(Data records)
►

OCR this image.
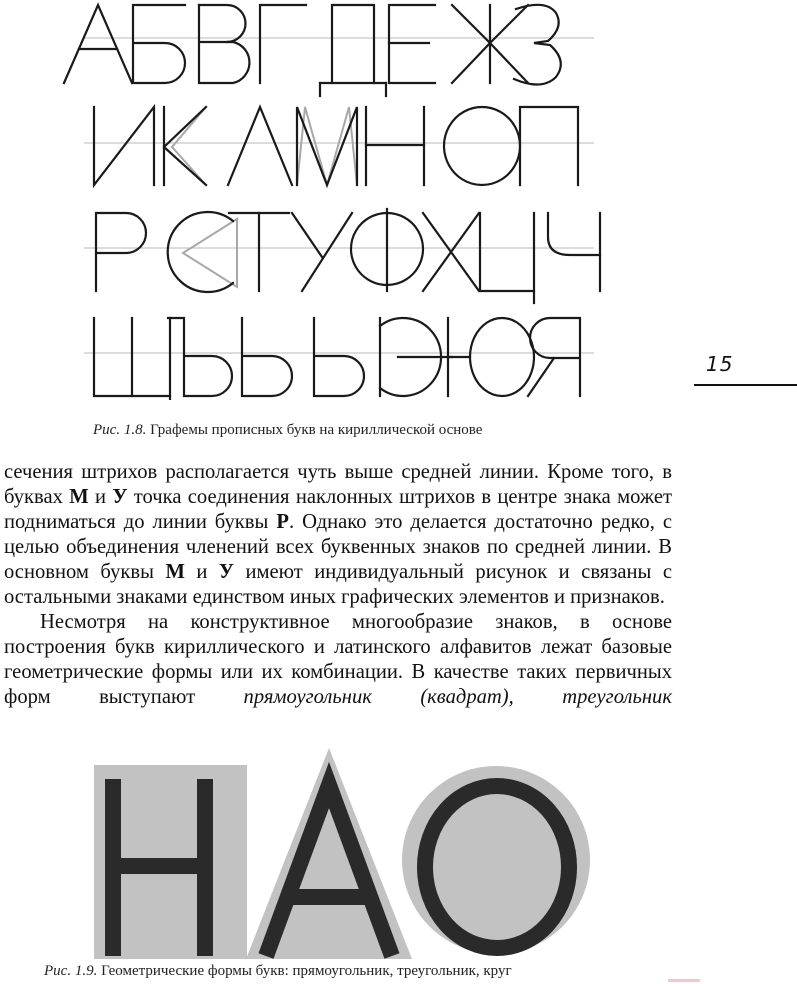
Рис. 1.8. Графемы прописных букв на кириллической основе
15

сечения штрихов располагается чуть выше средней линии. Кроме того, в буквах М и У точка соединения наклонных штрихов в центре знака может подниматься до линии буквы Р. Однако это делается достаточно редко, с целью объединения членений всех буквенных знаков по средней линии. В основном буквы М и У имеют индивидуальный рисунок и связаны с остальными знаками единством иных графических элементов и признаков.

Несмотря на конструктивное многообразие знаков, в основе построения букв кириллического и латинского алфавитов лежат базовые геометрические формы или их комбинации. В качестве таких первичных форм выступают прямоугольник (квадрат), треугольник

Рис. 1.9. Геометрические формы букв: прямоугольник, треугольник, круг
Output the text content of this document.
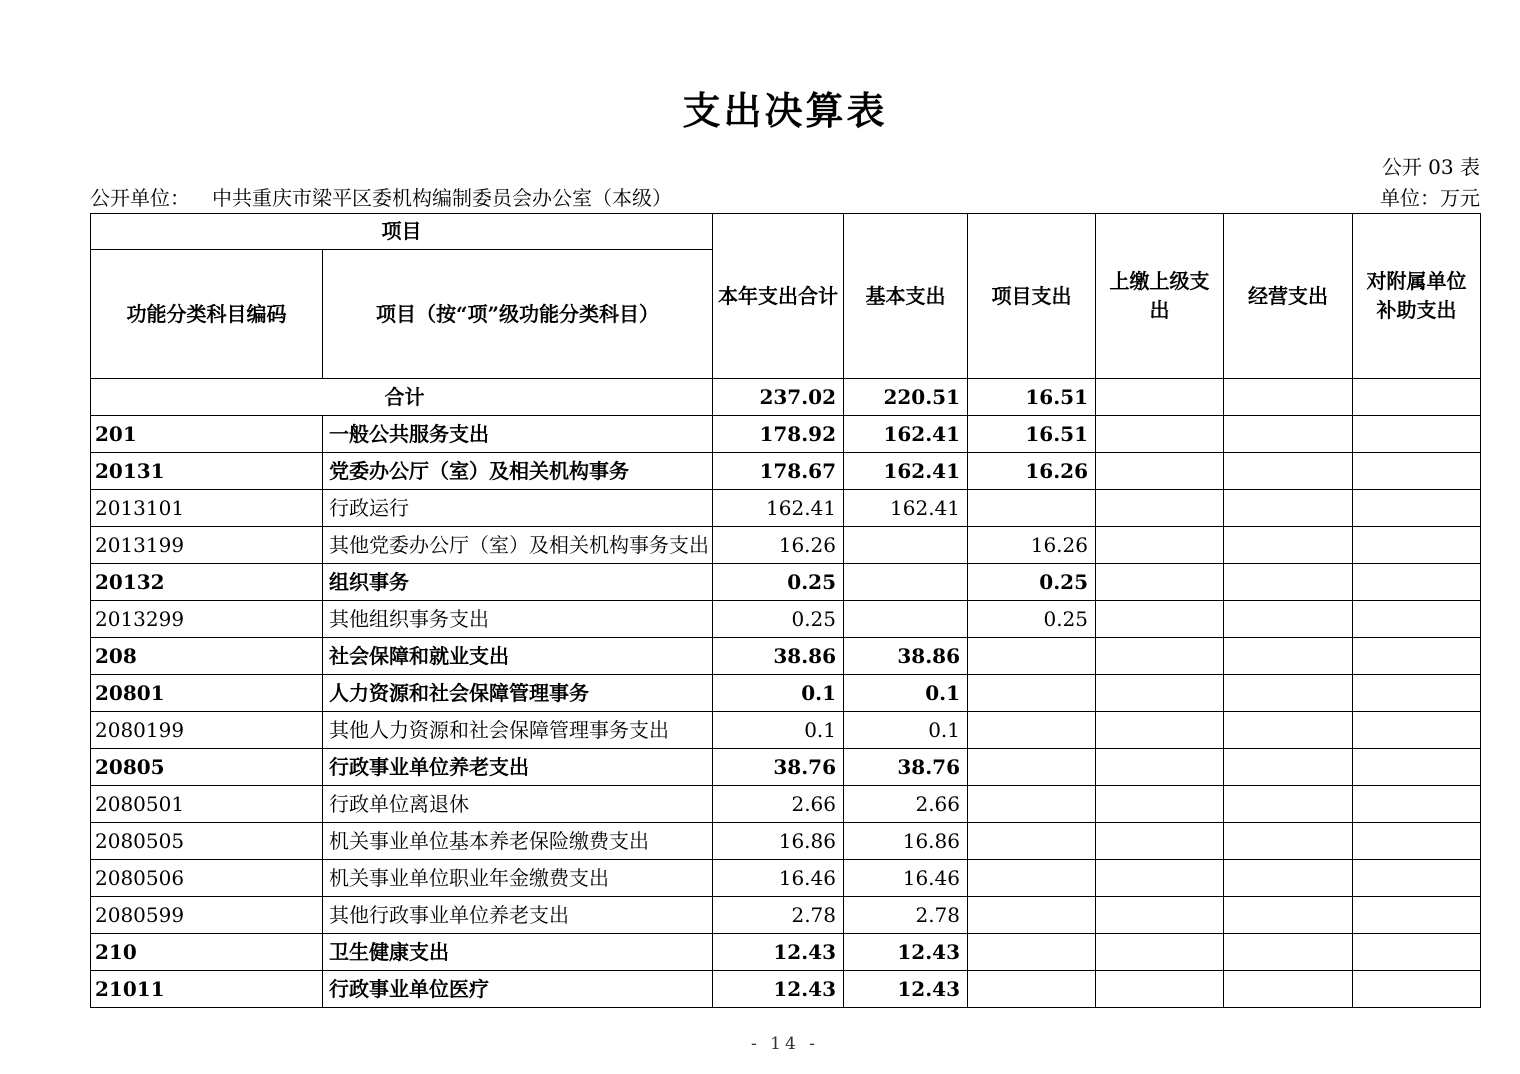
支出决算表
公开 03 表
公开单位： 中共重庆市梁平区委机构编制委员会办公室（本级）	单位：万元
项目		本年支出合计	基本支出	项目支出	上缴上级支出	经营支出	对附属单位补助支出
功能分类科目编码	项目（按“项”级功能分类科目）						
合计		237.02	220.51	16.51			
201	一般公共服务支出	178.92	162.41	16.51			
20131	党委办公厅（室）及相关机构事务	178.67	162.41	16.26			
2013101	行政运行	162.41	162.41				
2013199	其他党委办公厅（室）及相关机构事务支出	16.26		16.26			
20132	组织事务	0.25		0.25			
2013299	其他组织事务支出	0.25		0.25			
208	社会保障和就业支出	38.86	38.86				
20801	人力资源和社会保障管理事务	0.1	0.1				
2080199	其他人力资源和社会保障管理事务支出	0.1	0.1				
20805	行政事业单位养老支出	38.76	38.76				
2080501	行政单位离退休	2.66	2.66				
2080505	机关事业单位基本养老保险缴费支出	16.86	16.86				
2080506	机关事业单位职业年金缴费支出	16.46	16.46				
2080599	其他行政事业单位养老支出	2.78	2.78				
210	卫生健康支出	12.43	12.43				
21011	行政事业单位医疗	12.43	12.43				
- 14 -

◄

§ **Work to be completed**
Reproduce all entries without any change, and omit the pictures.

§ **Written answer**
OCR this image.
Рис. 1.8. Графемы прописных букв на кириллической основе
15

сечения штрихов располагается чуть выше средней линии. Кроме того, в буквах М и У точка соединения наклонных штрихов в центре знака может подниматься до линии буквы Р. Однако это делается достаточно редко, с целью объединения членений всех буквенных знаков по средней линии. В основном буквы М и У имеют индивидуальный рисунок и связаны с остальными знаками единством иных графических элементов и признаков.

Несмотря на конструктивное многообразие знаков, в основе построения букв кириллического и латинского алфавитов лежат базовые геометрические формы или их комбинации. В качестве таких первичных форм выступают прямоугольник (квадрат), треугольник

Рис. 1.9. Геометрические формы букв: прямоугольник, треугольник, круг
Output the text content of this document.
支出决算表
公开 03 表
公开单位： 中共重庆市梁平区委机构编制委员会办公室（本级）	单位：万元
项目		本年支出合计	基本支出	项目支出	上缴上级支出	经营支出	对附属单位补助支出
功能分类科目编码	项目（按“项”级功能分类科目）						
合计		237.02	220.51	16.51			
201	一般公共服务支出	178.92	162.41	16.51			
20131	党委办公厅（室）及相关机构事务	178.67	162.41	16.26			
2013101	行政运行	162.41	162.41				
2013199	其他党委办公厅（室）及相关机构事务支出	16.26		16.26			
20132	组织事务	0.25		0.25			
2013299	其他组织事务支出	0.25		0.25			
208	社会保障和就业支出	38.86	38.86				
20801	人力资源和社会保障管理事务	0.1	0.1				
2080199	其他人力资源和社会保障管理事务支出	0.1	0.1				
20805	行政事业单位养老支出	38.76	38.76				
2080501	行政单位离退休	2.66	2.66				
2080505	机关事业单位基本养老保险缴费支出	16.86	16.86				
2080506	机关事业单位职业年金缴费支出	16.46	16.46				
2080599	其他行政事业单位养老支出	2.78	2.78				
210	卫生健康支出	12.43	12.43				
21011	行政事业单位医疗	12.43	12.43				
- 14 -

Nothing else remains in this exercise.